**YOUR OBJECTIVE**
Repeat all entries exactly.

**EXERCISE MATERIALS**
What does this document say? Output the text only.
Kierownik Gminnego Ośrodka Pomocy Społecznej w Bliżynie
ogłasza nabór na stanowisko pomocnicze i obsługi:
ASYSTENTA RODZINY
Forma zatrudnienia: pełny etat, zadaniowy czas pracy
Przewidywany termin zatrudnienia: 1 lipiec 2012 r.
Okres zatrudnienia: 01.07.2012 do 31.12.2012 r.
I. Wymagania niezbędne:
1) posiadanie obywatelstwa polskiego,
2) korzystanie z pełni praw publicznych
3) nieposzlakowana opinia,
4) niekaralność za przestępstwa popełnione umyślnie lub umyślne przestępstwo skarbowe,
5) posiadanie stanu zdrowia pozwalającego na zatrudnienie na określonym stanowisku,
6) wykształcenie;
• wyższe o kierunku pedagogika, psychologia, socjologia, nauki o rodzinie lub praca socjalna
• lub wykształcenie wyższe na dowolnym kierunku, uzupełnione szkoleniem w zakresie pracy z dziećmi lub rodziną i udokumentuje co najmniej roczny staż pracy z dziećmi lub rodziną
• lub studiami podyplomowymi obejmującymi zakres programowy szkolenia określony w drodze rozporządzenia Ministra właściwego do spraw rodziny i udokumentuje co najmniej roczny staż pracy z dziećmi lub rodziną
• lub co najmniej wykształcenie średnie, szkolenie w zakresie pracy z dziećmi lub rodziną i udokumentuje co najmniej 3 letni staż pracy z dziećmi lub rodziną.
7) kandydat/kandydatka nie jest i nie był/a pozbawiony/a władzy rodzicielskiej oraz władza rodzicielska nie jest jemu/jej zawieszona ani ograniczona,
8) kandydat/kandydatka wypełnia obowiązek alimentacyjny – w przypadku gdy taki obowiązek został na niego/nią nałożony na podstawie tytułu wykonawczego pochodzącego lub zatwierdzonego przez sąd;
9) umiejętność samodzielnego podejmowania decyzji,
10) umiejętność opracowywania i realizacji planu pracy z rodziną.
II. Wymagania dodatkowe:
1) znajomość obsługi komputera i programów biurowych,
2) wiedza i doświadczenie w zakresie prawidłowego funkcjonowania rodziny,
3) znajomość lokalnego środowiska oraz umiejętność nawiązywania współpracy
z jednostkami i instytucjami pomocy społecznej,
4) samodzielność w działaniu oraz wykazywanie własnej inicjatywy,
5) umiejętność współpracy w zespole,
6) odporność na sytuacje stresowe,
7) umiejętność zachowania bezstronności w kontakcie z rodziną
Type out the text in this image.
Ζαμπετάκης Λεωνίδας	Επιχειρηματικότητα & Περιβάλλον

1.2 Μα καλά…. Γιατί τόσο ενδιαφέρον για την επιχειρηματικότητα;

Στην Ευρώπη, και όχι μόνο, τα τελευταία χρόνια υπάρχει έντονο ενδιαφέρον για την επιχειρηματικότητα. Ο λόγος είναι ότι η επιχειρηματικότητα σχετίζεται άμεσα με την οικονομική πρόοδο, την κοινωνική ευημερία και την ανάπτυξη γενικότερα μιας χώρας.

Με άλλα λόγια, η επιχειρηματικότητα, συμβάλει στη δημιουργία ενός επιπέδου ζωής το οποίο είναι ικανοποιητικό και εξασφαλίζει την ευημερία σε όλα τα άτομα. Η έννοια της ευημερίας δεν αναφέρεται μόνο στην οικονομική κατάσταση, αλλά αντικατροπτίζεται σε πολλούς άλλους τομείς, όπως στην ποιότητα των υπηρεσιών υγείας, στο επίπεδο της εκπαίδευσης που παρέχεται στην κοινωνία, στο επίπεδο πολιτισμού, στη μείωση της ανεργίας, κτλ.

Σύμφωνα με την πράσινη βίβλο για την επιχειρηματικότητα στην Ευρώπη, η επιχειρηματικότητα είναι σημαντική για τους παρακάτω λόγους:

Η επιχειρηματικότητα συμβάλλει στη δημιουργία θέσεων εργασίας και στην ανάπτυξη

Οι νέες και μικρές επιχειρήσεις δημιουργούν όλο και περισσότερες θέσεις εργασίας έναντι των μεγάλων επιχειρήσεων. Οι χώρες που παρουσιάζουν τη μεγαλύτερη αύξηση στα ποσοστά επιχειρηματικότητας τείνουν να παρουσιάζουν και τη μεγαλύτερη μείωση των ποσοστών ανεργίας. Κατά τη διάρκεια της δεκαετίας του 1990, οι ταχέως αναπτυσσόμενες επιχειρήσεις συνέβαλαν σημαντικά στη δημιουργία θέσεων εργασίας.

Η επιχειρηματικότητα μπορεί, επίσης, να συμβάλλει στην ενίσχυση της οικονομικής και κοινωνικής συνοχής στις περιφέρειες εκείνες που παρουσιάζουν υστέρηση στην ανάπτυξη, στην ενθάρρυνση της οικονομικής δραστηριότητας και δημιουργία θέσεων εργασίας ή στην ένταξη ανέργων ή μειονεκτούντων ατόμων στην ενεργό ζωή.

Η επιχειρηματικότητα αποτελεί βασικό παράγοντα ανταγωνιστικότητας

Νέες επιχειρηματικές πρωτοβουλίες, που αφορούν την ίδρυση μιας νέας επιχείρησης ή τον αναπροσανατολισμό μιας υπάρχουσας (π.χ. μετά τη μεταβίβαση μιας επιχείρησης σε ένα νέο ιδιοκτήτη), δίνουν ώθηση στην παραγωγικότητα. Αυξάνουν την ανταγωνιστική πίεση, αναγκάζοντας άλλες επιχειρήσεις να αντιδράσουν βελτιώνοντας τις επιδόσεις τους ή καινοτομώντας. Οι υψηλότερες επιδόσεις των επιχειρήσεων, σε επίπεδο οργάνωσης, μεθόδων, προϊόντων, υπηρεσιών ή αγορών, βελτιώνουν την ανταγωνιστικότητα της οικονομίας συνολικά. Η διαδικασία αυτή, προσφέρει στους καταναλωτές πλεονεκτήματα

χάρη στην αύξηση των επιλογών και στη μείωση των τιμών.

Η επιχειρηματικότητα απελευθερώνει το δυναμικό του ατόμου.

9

**FINAL ANSWER**
What does this document say? Output the text only.
Kierownik Gminnego Ośrodka Pomocy Społecznej w Bliżynie
ogłasza nabór na stanowisko pomocnicze i obsługi:
ASYSTENTA RODZINY
Forma zatrudnienia: pełny etat, zadaniowy czas pracy
Przewidywany termin zatrudnienia: 1 lipiec 2012 r.
Okres zatrudnienia: 01.07.2012 do 31.12.2012 r.
I. Wymagania niezbędne:
1) posiadanie obywatelstwa polskiego,
2) korzystanie z pełni praw publicznych
3) nieposzlakowana opinia,
4) niekaralność za przestępstwa popełnione umyślnie lub umyślne przestępstwo skarbowe,
5) posiadanie stanu zdrowia pozwalającego na zatrudnienie na określonym stanowisku,
6) wykształcenie;
• wyższe o kierunku pedagogika, psychologia, socjologia, nauki o rodzinie lub praca socjalna
• lub wykształcenie wyższe na dowolnym kierunku, uzupełnione szkoleniem w zakresie pracy z dziećmi lub rodziną i udokumentuje co najmniej roczny staż pracy z dziećmi lub rodziną
• lub studiami podyplomowymi obejmującymi zakres programowy szkolenia określony w drodze rozporządzenia Ministra właściwego do spraw rodziny i udokumentuje co najmniej roczny staż pracy z dziećmi lub rodziną
• lub co najmniej wykształcenie średnie, szkolenie w zakresie pracy z dziećmi lub rodziną i udokumentuje co najmniej 3 letni staż pracy z dziećmi lub rodziną.
7) kandydat/kandydatka nie jest i nie był/a pozbawiony/a władzy rodzicielskiej oraz władza rodzicielska nie jest jemu/jej zawieszona ani ograniczona,
8) kandydat/kandydatka wypełnia obowiązek alimentacyjny – w przypadku gdy taki obowiązek został na niego/nią nałożony na podstawie tytułu wykonawczego pochodzącego lub zatwierdzonego przez sąd;
9) umiejętność samodzielnego podejmowania decyzji,
10) umiejętność opracowywania i realizacji planu pracy z rodziną.
II. Wymagania dodatkowe:
1) znajomość obsługi komputera i programów biurowych,
2) wiedza i doświadczenie w zakresie prawidłowego funkcjonowania rodziny,
3) znajomość lokalnego środowiska oraz umiejętność nawiązywania współpracy
z jednostkami i instytucjami pomocy społecznej,
4) samodzielność w działaniu oraz wykazywanie własnej inicjatywy,
5) umiejętność współpracy w zespole,
6) odporność na sytuacje stresowe,
7) umiejętność zachowania bezstronności w kontakcie z rodziną
Type out the text in this image.
Ζαμπετάκης Λεωνίδας	Επιχειρηματικότητα & Περιβάλλον

1.2 Μα καλά…. Γιατί τόσο ενδιαφέρον για την επιχειρηματικότητα;

Στην Ευρώπη, και όχι μόνο, τα τελευταία χρόνια υπάρχει έντονο ενδιαφέρον για την επιχειρηματικότητα. Ο λόγος είναι ότι η επιχειρηματικότητα σχετίζεται άμεσα με την οικονομική πρόοδο, την κοινωνική ευημερία και την ανάπτυξη γενικότερα μιας χώρας.

Με άλλα λόγια, η επιχειρηματικότητα, συμβάλει στη δημιουργία ενός επιπέδου ζωής το οποίο είναι ικανοποιητικό και εξασφαλίζει την ευημερία σε όλα τα άτομα. Η έννοια της ευημερίας δεν αναφέρεται μόνο στην οικονομική κατάσταση, αλλά αντικατροπτίζεται σε πολλούς άλλους τομείς, όπως στην ποιότητα των υπηρεσιών υγείας, στο επίπεδο της εκπαίδευσης που παρέχεται στην κοινωνία, στο επίπεδο πολιτισμού, στη μείωση της ανεργίας, κτλ.

Σύμφωνα με την πράσινη βίβλο για την επιχειρηματικότητα στην Ευρώπη, η επιχειρηματικότητα είναι σημαντική για τους παρακάτω λόγους:

Η επιχειρηματικότητα συμβάλλει στη δημιουργία θέσεων εργασίας και στην ανάπτυξη

Οι νέες και μικρές επιχειρήσεις δημιουργούν όλο και περισσότερες θέσεις εργασίας έναντι των μεγάλων επιχειρήσεων. Οι χώρες που παρουσιάζουν τη μεγαλύτερη αύξηση στα ποσοστά επιχειρηματικότητας τείνουν να παρουσιάζουν και τη μεγαλύτερη μείωση των ποσοστών ανεργίας. Κατά τη διάρκεια της δεκαετίας του 1990, οι ταχέως αναπτυσσόμενες επιχειρήσεις συνέβαλαν σημαντικά στη δημιουργία θέσεων εργασίας.

Η επιχειρηματικότητα μπορεί, επίσης, να συμβάλλει στην ενίσχυση της οικονομικής και κοινωνικής συνοχής στις περιφέρειες εκείνες που παρουσιάζουν υστέρηση στην ανάπτυξη, στην ενθάρρυνση της οικονομικής δραστηριότητας και δημιουργία θέσεων εργασίας ή στην ένταξη ανέργων ή μειονεκτούντων ατόμων στην ενεργό ζωή.

Η επιχειρηματικότητα αποτελεί βασικό παράγοντα ανταγωνιστικότητας

Νέες επιχειρηματικές πρωτοβουλίες, που αφορούν την ίδρυση μιας νέας επιχείρησης ή τον αναπροσανατολισμό μιας υπάρχουσας (π.χ. μετά τη μεταβίβαση μιας επιχείρησης σε ένα νέο ιδιοκτήτη), δίνουν ώθηση στην παραγωγικότητα. Αυξάνουν την ανταγωνιστική πίεση, αναγκάζοντας άλλες επιχειρήσεις να αντιδράσουν βελτιώνοντας τις επιδόσεις τους ή καινοτομώντας. Οι υψηλότερες επιδόσεις των επιχειρήσεων, σε επίπεδο οργάνωσης, μεθόδων, προϊόντων, υπηρεσιών ή αγορών, βελτιώνουν την ανταγωνιστικότητα της οικονομίας συνολικά. Η διαδικασία αυτή, προσφέρει στους καταναλωτές πλεονεκτήματα

χάρη στην αύξηση των επιλογών και στη μείωση των τιμών.

Η επιχειρηματικότητα απελευθερώνει το δυναμικό του ατόμου.

9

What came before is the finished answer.